** Opening SELECTED PASSAGE block **
Personal information
- Full name: Denis Nikolayevich Klopkov
- Date of birth: 4 March 1986 (age 40)
- Place of birth: Ulyanovsk, Russian SFSR
- Height: 1.70 m (5 ft 7 in)
- Position: Midfielder

Youth career
- DYuSSh Start Ulyanovsk

Senior career*
- Years: Team / Apps / (Gls)
- 2004–2006: FC Stroyplastmass Poldomasovo
- 2007–2008: FC Volga Ulyanovsk / 63 / (11)
- 2009: FC Nosta Novotroitsk / 19 / (1)
- 2009–2010: FC Salyut Belgorod / 24 / (3)
- 2010: FC Khimki / 16 / (2)
- 2011–2012: FC Fakel Voronezh / 61 / (8)
- 2013: FC Zhetysu / 0 / (0)
- 2013–2016: FC Luch-Energiya Vladivostok / 93 / (2)
- 2016–2020: FC Armavir / 109 / (1)
** Closing SELECTED PASSAGE block **
# [COMPLETE THE FOLLOWING]
A: Answer these from the Denis Klopkov profile:
(i) What is his place of birth?
(ii) Which youth team did he play for?
(iii) How many appearances did he make for FC Armavir?
B: Resume the career profile of footballer Denis Klopkov, continuing on from its final line.
** Opening INFORMATION SUPPLIED block **
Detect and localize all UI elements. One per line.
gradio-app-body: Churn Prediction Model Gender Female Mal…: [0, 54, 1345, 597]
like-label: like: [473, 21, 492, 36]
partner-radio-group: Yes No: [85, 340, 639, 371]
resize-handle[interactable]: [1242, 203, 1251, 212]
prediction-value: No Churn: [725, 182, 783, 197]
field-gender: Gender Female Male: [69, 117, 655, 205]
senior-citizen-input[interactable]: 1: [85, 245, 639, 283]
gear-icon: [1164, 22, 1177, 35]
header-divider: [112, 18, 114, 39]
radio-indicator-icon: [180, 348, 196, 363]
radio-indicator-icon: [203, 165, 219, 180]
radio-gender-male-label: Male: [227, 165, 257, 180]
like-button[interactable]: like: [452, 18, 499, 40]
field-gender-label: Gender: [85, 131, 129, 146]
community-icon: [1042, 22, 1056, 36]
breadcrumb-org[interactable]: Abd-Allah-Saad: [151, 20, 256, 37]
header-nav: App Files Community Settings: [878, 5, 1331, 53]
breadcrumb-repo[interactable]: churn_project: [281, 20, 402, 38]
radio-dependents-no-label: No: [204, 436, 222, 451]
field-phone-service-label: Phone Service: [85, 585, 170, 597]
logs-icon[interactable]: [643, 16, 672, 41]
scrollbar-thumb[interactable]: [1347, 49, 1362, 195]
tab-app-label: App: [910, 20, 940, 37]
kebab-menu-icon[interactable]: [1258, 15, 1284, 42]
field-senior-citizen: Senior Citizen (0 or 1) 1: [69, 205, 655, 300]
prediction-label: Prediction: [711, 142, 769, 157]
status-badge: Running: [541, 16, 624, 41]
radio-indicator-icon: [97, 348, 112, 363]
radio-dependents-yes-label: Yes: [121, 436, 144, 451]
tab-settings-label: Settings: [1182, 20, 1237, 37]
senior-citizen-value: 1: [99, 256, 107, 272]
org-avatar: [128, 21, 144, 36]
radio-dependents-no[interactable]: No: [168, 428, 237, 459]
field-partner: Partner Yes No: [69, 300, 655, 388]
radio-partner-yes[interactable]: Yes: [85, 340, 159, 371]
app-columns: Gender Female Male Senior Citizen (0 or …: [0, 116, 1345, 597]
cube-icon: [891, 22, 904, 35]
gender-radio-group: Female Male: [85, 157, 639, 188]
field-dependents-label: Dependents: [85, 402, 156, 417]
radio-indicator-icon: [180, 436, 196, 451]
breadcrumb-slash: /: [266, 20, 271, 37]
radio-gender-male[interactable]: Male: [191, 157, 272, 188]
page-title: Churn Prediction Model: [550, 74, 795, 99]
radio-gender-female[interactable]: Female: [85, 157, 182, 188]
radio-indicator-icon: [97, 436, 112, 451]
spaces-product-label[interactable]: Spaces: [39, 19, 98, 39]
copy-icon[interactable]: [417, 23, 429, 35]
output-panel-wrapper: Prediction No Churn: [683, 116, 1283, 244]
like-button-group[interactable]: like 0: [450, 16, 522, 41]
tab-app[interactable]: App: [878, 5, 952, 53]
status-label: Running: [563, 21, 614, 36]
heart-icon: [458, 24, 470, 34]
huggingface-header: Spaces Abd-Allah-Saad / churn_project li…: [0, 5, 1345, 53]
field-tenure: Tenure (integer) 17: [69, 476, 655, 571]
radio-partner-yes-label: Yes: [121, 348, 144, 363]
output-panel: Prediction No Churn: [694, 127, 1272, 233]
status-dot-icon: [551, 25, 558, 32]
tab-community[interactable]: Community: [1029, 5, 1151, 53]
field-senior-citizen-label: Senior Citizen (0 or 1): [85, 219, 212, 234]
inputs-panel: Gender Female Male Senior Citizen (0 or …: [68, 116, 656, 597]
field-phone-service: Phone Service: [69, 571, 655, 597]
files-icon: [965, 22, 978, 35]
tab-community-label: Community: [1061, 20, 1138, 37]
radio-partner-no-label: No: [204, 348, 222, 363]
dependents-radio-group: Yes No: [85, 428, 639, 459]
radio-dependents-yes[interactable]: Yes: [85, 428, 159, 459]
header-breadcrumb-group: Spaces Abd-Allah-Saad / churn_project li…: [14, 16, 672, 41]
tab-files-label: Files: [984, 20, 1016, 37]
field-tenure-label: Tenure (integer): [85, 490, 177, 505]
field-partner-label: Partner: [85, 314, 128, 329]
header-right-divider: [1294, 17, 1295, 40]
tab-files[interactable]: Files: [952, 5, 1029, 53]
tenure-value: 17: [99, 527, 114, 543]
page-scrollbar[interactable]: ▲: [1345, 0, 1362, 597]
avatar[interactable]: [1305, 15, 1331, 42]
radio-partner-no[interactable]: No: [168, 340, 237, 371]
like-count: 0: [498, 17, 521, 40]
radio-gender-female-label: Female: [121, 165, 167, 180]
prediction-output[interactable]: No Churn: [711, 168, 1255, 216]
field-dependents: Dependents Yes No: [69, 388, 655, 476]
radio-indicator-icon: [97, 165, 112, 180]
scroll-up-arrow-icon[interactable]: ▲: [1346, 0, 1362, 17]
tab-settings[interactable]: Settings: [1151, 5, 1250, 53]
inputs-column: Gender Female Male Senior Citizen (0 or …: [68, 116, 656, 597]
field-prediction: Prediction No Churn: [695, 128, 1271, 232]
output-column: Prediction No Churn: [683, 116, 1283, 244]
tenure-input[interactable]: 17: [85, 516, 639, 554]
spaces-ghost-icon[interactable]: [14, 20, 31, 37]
** Closing INFORMATION SUPPLIED block **
# [RESPONSES PER TASK]
A:
(i) Ulyanovsk, Russian SFSR
(ii) DYuSSh Start Ulyanovsk
(iii) 109

B:
- 2020: FC Volga Ulyanovsk / 10 / (1)

= Denis Klopkov =

Russian footballer

Denis Nikolayevich Klopkov (Денис Николаевич Клопков; born 4 March 1986) is a Russian former professional football player.

==Club career==
He made his Russian Football National League debut for FC Volga Ulyanovsk on 6 April 2008 in a game against FC Alania Vladikavkaz.

==Personal life==
His wife's name is Lilia and he has a daughter. His ethnic group is Chuvashian.